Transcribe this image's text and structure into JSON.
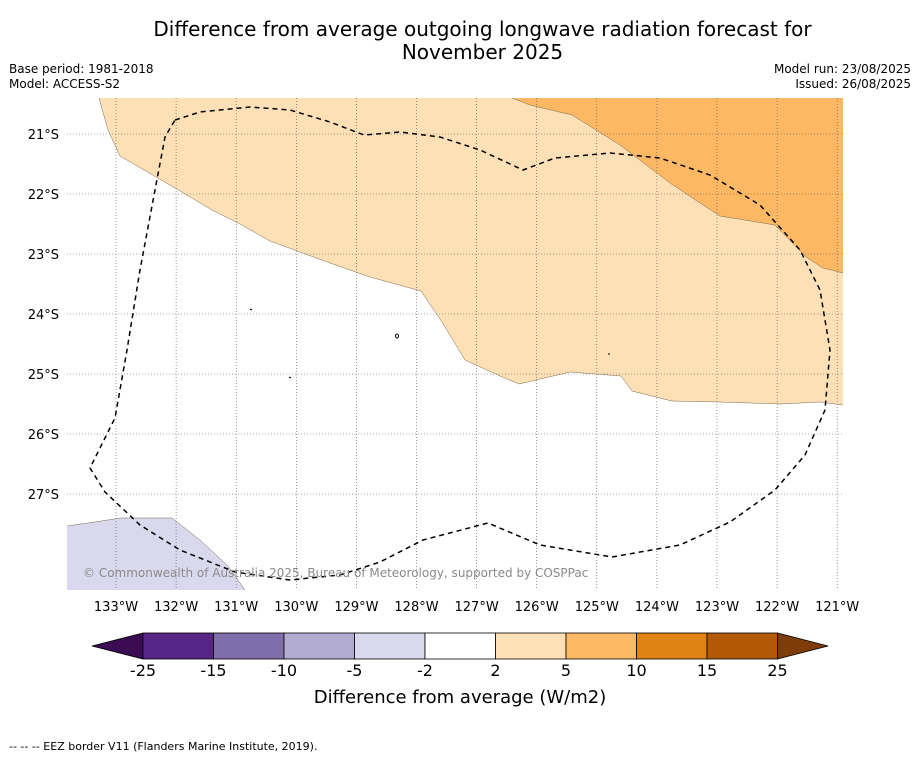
{
  "title_line1": "Difference from average outgoing longwave radiation forecast for",
  "title_line2": "November 2025",
  "meta": {
    "base_period": "Base period: 1981-2018",
    "model": "Model: ACCESS-S2",
    "model_run": "Model run: 23/08/2025",
    "issued": "Issued: 26/08/2025"
  },
  "map": {
    "lon_ticks": [
      "133°W",
      "132°W",
      "131°W",
      "130°W",
      "129°W",
      "128°W",
      "127°W",
      "126°W",
      "125°W",
      "124°W",
      "123°W",
      "122°W",
      "121°W"
    ],
    "lat_ticks": [
      "21°S",
      "22°S",
      "23°S",
      "24°S",
      "25°S",
      "26°S",
      "27°S"
    ],
    "credit": "© Commonwealth of Australia 2025, Bureau of Meteorology, supported by COSPPac",
    "colors": {
      "light_orange": "#fde0b6",
      "mid_orange": "#fdb864",
      "light_purple": "#d9d8ec",
      "eez_line": "#000000"
    }
  },
  "colorbar": {
    "labels": [
      "-25",
      "-15",
      "-10",
      "-5",
      "-2",
      "2",
      "5",
      "10",
      "15",
      "25"
    ],
    "colors": [
      "#3b0b54",
      "#562586",
      "#7e6fab",
      "#b1abd1",
      "#d9d8ec",
      "#ffffff",
      "#fde0b6",
      "#fdb864",
      "#e08214",
      "#b35906",
      "#7f3b08"
    ],
    "title": "Difference from average (W/m2)"
  },
  "footer": "--  --  -- EEZ border V11 (Flanders Marine Institute, 2019)."
}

◆ ◆ ◆ ◆

Stated task: Repeat the material above word for word and skip every image in it.

Right answer:
Transcribe this image's text and structure into JSON.
{
  "title_line1": "Difference from average outgoing longwave radiation forecast for",
  "title_line2": "November 2025",
  "meta": {
    "base_period": "Base period: 1981-2018",
    "model": "Model: ACCESS-S2",
    "model_run": "Model run: 23/08/2025",
    "issued": "Issued: 26/08/2025"
  },
  "map": {
    "lon_ticks": [
      "133°W",
      "132°W",
      "131°W",
      "130°W",
      "129°W",
      "128°W",
      "127°W",
      "126°W",
      "125°W",
      "124°W",
      "123°W",
      "122°W",
      "121°W"
    ],
    "lat_ticks": [
      "21°S",
      "22°S",
      "23°S",
      "24°S",
      "25°S",
      "26°S",
      "27°S"
    ],
    "credit": "© Commonwealth of Australia 2025, Bureau of Meteorology, supported by COSPPac",
    "colors": {
      "light_orange": "#fde0b6",
      "mid_orange": "#fdb864",
      "light_purple": "#d9d8ec",
      "eez_line": "#000000"
    }
  },
  "colorbar": {
    "labels": [
      "-25",
      "-15",
      "-10",
      "-5",
      "-2",
      "2",
      "5",
      "10",
      "15",
      "25"
    ],
    "colors": [
      "#3b0b54",
      "#562586",
      "#7e6fab",
      "#b1abd1",
      "#d9d8ec",
      "#ffffff",
      "#fde0b6",
      "#fdb864",
      "#e08214",
      "#b35906",
      "#7f3b08"
    ],
    "title": "Difference from average (W/m2)"
  },
  "footer": "--  --  -- EEZ border V11 (Flanders Marine Institute, 2019)."
}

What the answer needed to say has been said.